Last year, the United States Soccer Federation commissioned an investigation into allegations of sexual abuse within the U.S. Women’s Soccer League (NWSL). Recently, a final investigative report was released, finding that sexual misconduct and emotional abuse are rampant throughout the league. Here is more on the systemic sexual abuse and misconduct in U.S. Women’s soccer.
Sexual Abuse and Misconduct Allegations Raised
In 2021, The Athletic published an article in which former NWSL players Sinead Farrelly and Mana Shim raised sexual abuse and misconduct allegations concerning former North Carolina Courage coach Paul Riley. The magazine reported that the Portland Thorns fired Riley in 2015 for misconduct and that the league kept the reasons for his dismissal private, thereby allowing Riley to be hired by another NWSL team. The claims in the article led U.S. Soccer to commission an investigation headed by former acting U.S. Attorney General Sally Yates and the law firm King & Spaulding.
The Yates Investigation
The Yates investigation focused on the conduct of three former coaches, Riley, Rory Dames of the Chicago Red Stars, and Christy Holly of Racing Louisville. After interviewing over 200 people and reviewing more than 80,000 documents, investigators found that these coaches committed multiple acts of sexual misconduct while coaching for the league. In addition, it was learned that team owners, U.S. Soccer officials, and others failed to adequately respond to warnings and complaints from players about these individuals.

Set of tasks:
[1] In the text on abuse in the NWSL, who headed the investigation that U.S. Soccer commissioned?
[2] Reproduce the stretch of the listing from its first line through the line containing "691, 640, 741)", renaming "interactable" to "clickable" and leaving everything else unchanged.

Stored rows:
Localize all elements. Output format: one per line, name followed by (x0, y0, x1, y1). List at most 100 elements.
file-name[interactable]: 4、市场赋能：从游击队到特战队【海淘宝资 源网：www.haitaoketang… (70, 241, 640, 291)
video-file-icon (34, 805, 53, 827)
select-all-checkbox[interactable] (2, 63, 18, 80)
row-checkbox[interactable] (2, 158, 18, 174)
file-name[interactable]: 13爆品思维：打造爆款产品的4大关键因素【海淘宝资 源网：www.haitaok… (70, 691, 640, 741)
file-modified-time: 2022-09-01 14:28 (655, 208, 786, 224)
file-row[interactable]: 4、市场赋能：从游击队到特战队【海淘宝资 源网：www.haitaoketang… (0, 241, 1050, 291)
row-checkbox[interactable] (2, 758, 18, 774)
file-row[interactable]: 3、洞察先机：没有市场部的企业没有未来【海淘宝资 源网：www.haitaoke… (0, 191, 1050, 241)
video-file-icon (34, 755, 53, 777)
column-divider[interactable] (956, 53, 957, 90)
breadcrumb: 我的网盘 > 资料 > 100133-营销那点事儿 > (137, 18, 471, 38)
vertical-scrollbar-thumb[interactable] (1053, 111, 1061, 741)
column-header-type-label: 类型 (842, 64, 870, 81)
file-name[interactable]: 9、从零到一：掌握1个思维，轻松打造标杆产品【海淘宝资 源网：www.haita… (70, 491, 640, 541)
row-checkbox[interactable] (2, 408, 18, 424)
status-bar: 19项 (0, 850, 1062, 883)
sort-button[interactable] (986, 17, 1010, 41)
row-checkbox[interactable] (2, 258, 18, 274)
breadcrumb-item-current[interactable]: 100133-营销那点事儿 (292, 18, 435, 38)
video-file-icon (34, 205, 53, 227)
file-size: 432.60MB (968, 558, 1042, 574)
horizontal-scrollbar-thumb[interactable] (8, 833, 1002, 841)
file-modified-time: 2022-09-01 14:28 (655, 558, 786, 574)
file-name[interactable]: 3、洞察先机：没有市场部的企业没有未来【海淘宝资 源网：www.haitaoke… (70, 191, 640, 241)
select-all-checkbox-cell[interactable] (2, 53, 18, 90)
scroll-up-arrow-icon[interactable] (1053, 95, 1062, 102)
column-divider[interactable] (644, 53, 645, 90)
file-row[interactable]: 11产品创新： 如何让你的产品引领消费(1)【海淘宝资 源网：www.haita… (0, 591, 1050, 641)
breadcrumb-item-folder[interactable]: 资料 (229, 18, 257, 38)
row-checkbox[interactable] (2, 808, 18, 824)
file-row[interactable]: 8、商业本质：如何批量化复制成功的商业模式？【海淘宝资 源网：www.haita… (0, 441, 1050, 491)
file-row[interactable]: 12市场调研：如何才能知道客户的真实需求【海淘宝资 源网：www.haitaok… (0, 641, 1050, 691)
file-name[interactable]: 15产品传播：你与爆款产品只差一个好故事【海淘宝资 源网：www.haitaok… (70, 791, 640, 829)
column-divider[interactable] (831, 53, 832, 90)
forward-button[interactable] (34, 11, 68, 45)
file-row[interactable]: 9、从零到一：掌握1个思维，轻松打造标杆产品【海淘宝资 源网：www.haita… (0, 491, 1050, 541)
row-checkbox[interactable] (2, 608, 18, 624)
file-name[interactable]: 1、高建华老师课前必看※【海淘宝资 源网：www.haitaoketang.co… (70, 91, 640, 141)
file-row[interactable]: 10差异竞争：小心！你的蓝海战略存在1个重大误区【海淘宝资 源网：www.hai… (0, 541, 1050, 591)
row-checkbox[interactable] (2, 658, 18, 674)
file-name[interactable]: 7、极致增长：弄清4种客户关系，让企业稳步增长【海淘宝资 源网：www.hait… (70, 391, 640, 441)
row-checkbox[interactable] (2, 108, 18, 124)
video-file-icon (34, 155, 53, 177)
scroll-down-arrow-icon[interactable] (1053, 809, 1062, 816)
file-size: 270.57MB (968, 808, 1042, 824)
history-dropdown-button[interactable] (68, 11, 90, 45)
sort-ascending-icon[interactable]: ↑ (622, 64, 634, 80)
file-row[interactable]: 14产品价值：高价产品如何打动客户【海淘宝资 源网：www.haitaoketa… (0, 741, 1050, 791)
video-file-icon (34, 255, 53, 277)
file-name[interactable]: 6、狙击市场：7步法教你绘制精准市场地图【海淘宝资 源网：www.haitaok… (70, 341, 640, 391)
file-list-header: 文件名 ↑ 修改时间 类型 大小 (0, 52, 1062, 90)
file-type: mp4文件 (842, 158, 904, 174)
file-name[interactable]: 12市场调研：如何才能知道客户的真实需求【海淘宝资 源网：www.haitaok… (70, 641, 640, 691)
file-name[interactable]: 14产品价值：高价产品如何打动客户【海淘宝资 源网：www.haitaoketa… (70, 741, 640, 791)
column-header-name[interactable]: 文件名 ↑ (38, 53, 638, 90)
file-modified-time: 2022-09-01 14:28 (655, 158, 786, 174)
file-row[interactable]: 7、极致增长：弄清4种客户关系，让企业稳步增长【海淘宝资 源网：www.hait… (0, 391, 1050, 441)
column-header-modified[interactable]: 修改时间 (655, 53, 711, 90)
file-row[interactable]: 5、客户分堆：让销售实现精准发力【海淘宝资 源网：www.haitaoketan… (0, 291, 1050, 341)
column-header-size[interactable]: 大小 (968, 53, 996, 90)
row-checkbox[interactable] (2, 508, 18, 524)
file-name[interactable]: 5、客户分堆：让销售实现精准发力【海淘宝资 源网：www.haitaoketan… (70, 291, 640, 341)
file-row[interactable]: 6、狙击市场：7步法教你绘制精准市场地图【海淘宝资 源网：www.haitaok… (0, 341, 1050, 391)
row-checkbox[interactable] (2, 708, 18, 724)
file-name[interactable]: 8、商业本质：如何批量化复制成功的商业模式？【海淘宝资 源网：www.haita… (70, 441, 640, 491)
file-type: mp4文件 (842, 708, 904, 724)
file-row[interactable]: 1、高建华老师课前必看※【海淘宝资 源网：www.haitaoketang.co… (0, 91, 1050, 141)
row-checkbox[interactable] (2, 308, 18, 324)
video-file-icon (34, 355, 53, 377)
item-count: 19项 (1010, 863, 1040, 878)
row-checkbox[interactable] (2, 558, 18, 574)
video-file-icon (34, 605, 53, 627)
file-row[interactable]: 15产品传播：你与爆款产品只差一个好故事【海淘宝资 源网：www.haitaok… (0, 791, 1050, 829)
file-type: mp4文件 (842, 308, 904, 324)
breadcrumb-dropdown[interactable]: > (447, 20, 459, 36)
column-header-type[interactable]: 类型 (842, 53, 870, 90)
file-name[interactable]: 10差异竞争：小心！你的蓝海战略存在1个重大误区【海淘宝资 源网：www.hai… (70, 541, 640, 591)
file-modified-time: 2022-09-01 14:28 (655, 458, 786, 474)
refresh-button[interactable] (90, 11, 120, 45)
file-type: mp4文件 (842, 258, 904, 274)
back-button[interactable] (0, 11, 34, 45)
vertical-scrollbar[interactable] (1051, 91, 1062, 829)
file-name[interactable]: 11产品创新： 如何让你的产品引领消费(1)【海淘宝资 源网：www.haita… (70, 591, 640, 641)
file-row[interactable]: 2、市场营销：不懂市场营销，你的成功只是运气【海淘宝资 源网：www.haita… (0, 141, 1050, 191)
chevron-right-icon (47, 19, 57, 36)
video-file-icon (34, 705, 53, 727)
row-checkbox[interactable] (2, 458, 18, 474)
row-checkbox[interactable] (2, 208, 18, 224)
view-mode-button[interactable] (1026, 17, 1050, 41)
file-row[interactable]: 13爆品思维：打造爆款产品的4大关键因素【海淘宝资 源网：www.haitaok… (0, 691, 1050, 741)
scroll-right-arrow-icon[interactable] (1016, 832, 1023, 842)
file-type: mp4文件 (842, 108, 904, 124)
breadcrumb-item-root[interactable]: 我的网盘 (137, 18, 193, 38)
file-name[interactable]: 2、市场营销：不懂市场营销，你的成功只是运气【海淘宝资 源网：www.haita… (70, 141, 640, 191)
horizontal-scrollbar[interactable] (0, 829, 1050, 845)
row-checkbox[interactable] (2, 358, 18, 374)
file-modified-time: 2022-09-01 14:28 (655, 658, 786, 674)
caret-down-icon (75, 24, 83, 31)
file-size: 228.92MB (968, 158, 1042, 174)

Written answers:
[1] Former acting U.S. Attorney General Sally Yates and the law firm King & Spaulding headed it.

[2]
Localize all elements. Output format: one per line, name followed by (x0, y0, x1, y1). List at most 100 elements.
file-name[clickable]: 4、市场赋能：从游击队到特战队【海淘宝资 源网：www.haitaoketang… (70, 241, 640, 291)
video-file-icon (34, 805, 53, 827)
select-all-checkbox[clickable] (2, 63, 18, 80)
row-checkbox[clickable] (2, 158, 18, 174)
file-name[clickable]: 13爆品思维：打造爆款产品的4大关键因素【海淘宝资 源网：www.haitaok… (70, 691, 640, 741)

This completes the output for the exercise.